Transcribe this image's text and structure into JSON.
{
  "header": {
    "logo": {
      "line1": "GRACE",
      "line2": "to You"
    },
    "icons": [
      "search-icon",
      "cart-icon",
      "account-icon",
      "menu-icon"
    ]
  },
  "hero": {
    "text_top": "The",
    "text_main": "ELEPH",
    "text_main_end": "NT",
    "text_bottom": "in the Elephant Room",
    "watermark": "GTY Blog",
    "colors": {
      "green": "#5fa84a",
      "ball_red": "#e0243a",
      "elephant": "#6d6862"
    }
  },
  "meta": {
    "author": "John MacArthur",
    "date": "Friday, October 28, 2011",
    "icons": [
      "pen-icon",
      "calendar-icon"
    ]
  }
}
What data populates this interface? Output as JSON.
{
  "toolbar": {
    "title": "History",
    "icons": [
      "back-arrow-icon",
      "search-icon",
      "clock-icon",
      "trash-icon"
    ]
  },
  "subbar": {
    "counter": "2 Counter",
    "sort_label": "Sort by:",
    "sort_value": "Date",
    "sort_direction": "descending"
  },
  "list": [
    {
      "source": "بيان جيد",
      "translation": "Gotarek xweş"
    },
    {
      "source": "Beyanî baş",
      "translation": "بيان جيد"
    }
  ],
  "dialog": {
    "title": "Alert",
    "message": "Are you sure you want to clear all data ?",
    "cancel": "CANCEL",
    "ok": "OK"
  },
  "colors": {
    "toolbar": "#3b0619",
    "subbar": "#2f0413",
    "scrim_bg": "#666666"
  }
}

◇ ◇ ◇ ◇

• **Work to be completed**
A number is the only answer here: how many lines of the material above contain "translation"?

• **Written answer**
2